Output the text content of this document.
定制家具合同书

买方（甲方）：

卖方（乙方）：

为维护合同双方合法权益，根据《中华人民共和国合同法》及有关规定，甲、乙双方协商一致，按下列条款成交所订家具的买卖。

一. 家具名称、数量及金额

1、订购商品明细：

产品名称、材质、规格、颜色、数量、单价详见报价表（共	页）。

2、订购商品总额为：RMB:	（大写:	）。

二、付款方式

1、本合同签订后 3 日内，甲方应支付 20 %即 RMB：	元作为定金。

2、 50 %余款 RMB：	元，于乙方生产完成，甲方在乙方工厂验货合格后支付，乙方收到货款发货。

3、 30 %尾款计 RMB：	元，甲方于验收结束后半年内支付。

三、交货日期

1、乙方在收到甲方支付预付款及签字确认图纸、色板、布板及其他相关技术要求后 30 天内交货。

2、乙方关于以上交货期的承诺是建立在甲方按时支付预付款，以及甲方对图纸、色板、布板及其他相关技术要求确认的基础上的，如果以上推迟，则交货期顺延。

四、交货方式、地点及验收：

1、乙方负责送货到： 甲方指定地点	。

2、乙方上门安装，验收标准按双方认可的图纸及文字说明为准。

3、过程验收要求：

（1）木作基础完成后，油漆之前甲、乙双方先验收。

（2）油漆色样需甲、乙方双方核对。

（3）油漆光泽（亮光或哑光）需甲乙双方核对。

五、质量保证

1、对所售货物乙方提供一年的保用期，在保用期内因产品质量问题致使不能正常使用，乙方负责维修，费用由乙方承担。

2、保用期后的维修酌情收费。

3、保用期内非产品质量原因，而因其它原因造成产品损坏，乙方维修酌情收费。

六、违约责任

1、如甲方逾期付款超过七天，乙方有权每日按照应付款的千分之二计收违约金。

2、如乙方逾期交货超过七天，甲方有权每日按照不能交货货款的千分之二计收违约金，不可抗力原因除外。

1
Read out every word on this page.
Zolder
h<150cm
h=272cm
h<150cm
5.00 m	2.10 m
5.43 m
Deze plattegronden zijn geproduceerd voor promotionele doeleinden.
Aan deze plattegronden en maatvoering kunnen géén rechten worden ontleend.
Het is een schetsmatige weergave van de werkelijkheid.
****************************************
§ GIVEN INSTRUCTION: Output an exact copy of the lines beginning at the one that holds "Read out every word on this page." and running through the final line of the records.

§ CORRECT RESPONSE:
Read out every word on this page.
Zolder
h<150cm
h=272cm
h<150cm
5.00 m	2.10 m
5.43 m
Deze plattegronden zijn geproduceerd voor promotionele doeleinden.
Aan deze plattegronden en maatvoering kunnen géén rechten worden ontleend.
Het is een schetsmatige weergave van de werkelijkheid.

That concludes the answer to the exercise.